- Given task -
All of the data should be output character for character, except the pictures.

**** Source material ****

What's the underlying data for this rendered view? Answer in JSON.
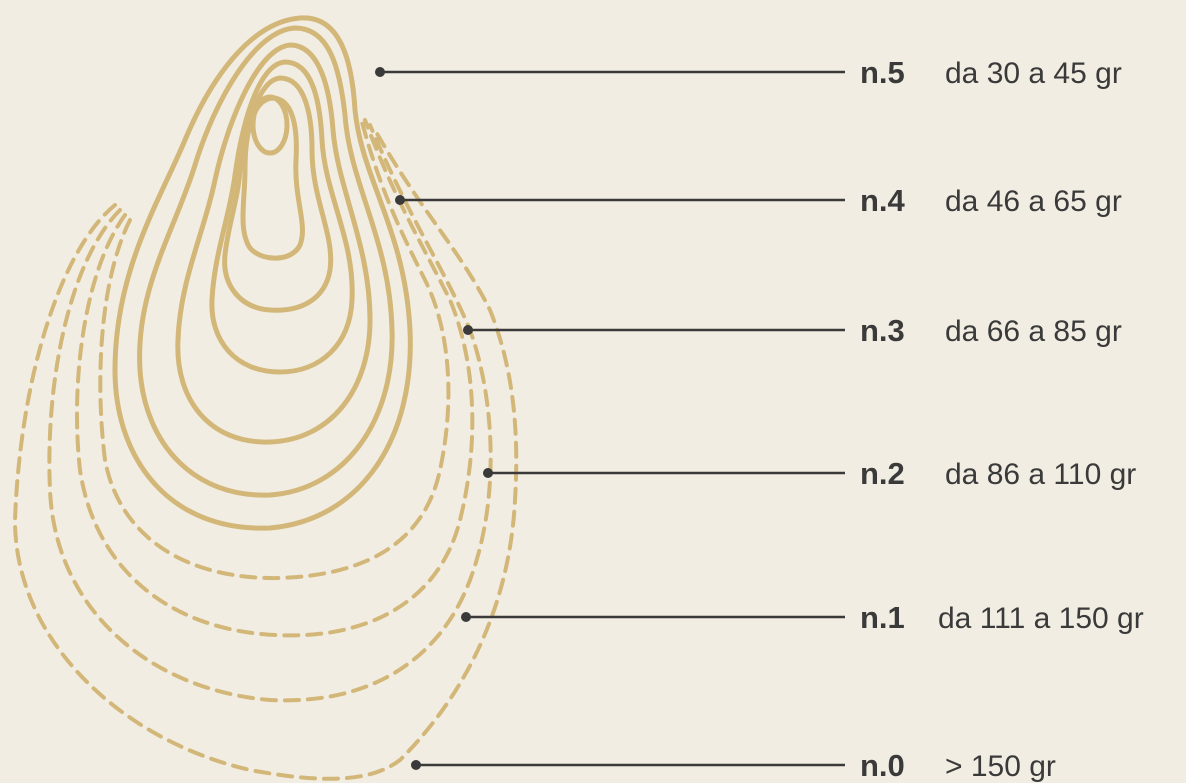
{
  "sizes": [
    {
      "code": "n.5",
      "range": "da 30 a 45 gr"
    },
    {
      "code": "n.4",
      "range": "da 46 a 65 gr"
    },
    {
      "code": "n.3",
      "range": "da 66 a 85 gr"
    },
    {
      "code": "n.2",
      "range": "da 86 a 110 gr"
    },
    {
      "code": "n.1",
      "range": "da 111 a 150 gr"
    },
    {
      "code": "n.0",
      "range": "> 150 gr"
    }
  ]
}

****

- Task answer -
What's the underlying data for this rendered view? Answer in JSON.
{
  "sizes": [
    {
      "code": "n.5",
      "range": "da 30 a 45 gr"
    },
    {
      "code": "n.4",
      "range": "da 46 a 65 gr"
    },
    {
      "code": "n.3",
      "range": "da 66 a 85 gr"
    },
    {
      "code": "n.2",
      "range": "da 86 a 110 gr"
    },
    {
      "code": "n.1",
      "range": "da 111 a 150 gr"
    },
    {
      "code": "n.0",
      "range": "> 150 gr"
    }
  ]
}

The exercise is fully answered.